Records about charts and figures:
┌──
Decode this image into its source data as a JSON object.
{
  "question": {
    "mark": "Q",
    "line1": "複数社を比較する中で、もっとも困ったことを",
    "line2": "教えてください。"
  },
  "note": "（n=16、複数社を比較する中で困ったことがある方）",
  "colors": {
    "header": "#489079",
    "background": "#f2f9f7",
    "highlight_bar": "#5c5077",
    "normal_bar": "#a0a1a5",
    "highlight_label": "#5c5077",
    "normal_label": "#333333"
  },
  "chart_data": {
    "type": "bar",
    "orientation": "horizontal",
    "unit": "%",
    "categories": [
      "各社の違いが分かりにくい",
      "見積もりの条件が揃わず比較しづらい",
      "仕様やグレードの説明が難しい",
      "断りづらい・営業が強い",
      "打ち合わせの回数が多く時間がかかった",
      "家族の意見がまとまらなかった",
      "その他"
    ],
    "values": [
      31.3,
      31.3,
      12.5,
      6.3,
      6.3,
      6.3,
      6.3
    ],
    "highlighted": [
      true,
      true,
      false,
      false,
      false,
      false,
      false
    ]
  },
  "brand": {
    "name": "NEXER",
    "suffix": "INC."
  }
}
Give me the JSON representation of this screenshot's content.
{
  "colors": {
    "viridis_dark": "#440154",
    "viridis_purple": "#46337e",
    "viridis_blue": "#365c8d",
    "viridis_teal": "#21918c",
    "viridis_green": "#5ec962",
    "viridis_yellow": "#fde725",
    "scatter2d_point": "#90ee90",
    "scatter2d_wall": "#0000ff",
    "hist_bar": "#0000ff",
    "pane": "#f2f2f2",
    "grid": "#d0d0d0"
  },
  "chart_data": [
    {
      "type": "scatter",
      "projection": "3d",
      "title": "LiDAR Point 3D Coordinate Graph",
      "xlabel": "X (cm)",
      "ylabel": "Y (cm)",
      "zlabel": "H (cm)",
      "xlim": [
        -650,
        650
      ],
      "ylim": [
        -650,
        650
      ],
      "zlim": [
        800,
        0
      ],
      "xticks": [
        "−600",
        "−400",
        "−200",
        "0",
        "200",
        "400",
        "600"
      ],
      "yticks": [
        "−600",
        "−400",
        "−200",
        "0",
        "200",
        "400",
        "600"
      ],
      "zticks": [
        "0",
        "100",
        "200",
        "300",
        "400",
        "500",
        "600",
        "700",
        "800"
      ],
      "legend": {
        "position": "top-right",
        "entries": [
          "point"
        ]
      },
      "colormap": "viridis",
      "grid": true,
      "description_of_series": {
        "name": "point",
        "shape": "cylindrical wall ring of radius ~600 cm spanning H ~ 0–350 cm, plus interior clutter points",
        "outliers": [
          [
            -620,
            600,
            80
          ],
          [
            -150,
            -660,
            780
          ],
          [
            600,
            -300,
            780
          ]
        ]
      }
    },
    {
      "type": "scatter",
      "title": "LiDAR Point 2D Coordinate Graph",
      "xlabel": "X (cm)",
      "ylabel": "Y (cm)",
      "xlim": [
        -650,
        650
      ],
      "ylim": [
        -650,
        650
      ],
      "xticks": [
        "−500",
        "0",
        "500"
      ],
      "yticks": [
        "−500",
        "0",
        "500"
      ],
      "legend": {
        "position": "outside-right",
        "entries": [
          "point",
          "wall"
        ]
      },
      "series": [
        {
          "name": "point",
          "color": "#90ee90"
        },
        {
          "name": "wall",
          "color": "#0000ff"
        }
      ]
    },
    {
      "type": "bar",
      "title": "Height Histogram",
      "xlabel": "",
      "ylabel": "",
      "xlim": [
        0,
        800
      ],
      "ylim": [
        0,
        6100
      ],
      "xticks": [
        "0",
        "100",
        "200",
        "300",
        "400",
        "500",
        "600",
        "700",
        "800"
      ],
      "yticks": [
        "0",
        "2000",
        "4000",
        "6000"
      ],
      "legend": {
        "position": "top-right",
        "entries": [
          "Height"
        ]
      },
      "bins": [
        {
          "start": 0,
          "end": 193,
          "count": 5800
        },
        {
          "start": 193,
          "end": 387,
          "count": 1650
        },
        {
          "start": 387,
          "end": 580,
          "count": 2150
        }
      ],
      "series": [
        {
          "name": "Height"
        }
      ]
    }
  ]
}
└──
:: What the task requires ::
From the entries above, copy every line where the word "Height" shows up.

:: Full response ::
      "title": "Height Histogram",
          "Height"
          "name": "Height"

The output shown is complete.